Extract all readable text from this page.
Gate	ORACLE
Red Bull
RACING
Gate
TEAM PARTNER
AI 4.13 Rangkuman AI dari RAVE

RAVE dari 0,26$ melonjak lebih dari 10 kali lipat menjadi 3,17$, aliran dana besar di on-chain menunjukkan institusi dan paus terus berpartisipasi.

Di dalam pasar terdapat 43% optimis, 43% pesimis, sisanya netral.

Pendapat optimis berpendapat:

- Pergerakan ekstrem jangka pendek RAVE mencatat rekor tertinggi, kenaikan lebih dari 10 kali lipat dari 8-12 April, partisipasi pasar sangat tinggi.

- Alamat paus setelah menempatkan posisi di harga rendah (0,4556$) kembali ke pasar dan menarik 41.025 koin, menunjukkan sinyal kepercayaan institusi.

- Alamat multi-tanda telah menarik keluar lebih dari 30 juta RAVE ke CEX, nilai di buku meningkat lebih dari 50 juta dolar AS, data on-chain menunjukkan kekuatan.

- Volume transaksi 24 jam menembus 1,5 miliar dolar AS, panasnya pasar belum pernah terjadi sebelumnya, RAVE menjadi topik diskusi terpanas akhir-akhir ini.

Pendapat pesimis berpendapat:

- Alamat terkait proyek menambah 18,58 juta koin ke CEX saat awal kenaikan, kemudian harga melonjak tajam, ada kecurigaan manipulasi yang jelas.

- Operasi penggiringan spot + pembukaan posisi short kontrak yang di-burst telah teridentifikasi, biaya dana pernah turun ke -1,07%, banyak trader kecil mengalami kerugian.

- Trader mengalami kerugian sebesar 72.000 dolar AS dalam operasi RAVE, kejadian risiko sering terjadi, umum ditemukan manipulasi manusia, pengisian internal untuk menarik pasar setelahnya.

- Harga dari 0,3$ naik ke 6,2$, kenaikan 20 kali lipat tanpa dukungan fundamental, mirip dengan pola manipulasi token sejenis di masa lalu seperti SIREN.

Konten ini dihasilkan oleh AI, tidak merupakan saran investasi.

+ + + + +

Report how many lines in the records hold the word "pasar", giving the number and nothing else.

> [Finished exercise]
5